Records provided →
####
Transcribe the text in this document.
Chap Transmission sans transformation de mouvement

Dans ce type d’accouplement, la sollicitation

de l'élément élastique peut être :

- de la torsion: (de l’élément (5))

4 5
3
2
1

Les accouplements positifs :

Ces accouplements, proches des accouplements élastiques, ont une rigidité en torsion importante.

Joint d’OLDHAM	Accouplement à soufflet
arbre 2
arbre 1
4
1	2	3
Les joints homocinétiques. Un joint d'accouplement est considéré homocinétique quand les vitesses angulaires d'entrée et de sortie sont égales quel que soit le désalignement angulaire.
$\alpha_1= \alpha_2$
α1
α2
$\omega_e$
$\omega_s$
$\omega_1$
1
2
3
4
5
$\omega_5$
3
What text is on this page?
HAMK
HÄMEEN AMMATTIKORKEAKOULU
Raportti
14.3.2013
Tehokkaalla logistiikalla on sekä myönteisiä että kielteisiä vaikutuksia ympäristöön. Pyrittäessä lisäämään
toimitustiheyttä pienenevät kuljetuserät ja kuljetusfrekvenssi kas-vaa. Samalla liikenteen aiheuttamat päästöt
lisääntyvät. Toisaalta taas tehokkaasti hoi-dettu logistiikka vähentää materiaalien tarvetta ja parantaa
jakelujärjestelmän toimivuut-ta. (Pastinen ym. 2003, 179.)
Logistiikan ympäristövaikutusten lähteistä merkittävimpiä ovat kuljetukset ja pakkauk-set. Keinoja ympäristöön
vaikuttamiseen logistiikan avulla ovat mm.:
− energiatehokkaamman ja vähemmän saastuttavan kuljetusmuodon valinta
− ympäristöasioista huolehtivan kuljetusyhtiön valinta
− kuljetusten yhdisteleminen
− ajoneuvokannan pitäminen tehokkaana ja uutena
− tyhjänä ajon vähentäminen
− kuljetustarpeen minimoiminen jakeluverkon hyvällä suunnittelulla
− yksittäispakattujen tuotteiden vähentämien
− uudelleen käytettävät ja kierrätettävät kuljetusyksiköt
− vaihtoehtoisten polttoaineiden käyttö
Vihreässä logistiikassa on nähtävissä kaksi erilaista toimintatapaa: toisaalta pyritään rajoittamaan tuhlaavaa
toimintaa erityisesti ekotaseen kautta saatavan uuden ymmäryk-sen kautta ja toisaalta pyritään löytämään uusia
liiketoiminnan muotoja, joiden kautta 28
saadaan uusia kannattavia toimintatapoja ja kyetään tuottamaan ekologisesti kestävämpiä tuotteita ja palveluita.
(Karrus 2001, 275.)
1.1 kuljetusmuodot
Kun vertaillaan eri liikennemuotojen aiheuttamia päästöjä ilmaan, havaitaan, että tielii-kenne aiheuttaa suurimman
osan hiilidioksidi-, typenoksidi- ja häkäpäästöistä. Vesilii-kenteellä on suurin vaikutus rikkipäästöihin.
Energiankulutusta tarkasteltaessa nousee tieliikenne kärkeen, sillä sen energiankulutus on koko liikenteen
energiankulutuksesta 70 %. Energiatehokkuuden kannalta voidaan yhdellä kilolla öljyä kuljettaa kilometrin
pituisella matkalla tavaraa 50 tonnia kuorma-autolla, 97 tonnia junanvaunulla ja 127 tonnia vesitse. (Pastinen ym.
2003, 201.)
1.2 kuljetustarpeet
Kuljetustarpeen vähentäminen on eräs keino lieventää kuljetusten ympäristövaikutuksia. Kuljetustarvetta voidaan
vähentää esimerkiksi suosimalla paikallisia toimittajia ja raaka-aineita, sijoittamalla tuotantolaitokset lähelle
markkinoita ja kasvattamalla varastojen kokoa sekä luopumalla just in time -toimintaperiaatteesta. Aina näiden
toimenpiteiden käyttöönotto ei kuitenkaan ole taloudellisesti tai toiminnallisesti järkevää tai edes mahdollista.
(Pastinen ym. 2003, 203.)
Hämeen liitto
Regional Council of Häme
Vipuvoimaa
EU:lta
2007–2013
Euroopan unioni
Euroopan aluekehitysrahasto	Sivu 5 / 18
####
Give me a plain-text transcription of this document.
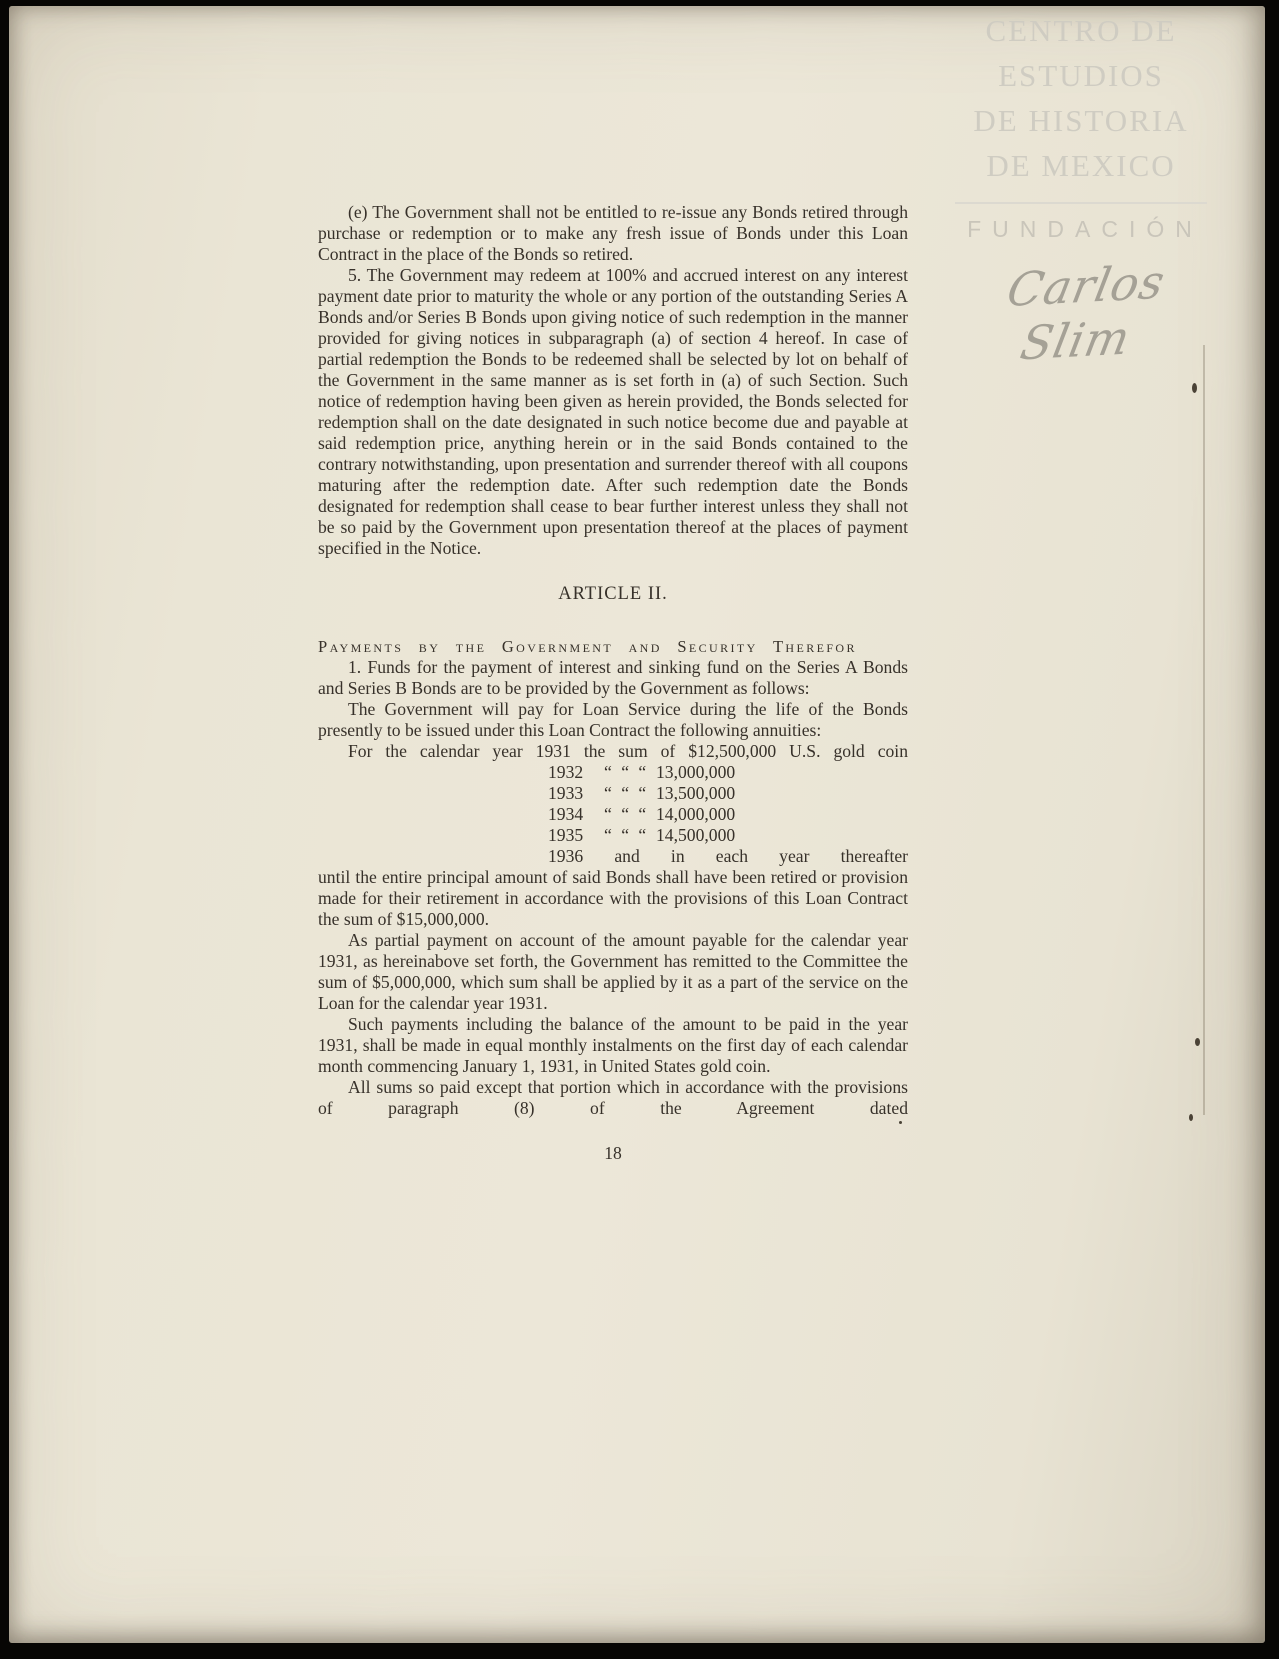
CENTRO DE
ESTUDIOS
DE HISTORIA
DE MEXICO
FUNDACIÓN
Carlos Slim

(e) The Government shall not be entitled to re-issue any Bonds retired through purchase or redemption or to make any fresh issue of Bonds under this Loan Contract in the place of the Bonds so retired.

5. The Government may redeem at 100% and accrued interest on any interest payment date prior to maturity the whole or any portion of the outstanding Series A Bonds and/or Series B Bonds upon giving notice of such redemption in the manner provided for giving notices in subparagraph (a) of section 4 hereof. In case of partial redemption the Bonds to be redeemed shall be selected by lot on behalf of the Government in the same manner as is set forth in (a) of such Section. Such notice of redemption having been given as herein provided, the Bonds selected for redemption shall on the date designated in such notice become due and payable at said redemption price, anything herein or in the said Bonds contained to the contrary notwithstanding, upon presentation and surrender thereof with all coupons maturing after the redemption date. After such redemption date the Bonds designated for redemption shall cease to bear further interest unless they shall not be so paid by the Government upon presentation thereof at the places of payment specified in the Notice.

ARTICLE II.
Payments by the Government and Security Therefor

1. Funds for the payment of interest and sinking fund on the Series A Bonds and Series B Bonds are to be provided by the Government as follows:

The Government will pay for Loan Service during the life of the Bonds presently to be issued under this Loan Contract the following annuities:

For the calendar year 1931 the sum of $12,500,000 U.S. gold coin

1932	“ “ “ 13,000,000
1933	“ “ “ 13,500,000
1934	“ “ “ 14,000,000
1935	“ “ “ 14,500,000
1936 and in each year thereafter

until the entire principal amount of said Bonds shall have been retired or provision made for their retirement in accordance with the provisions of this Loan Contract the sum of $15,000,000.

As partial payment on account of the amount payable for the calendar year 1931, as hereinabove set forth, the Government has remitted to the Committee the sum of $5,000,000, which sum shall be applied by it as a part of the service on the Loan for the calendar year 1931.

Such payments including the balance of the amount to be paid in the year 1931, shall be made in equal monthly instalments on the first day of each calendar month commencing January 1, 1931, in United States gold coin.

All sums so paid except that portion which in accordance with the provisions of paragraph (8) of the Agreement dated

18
####
To be done → What is the number of lines in this listing that contain the word "gold"? Answer with that number and nothing else.

Output for this task → 2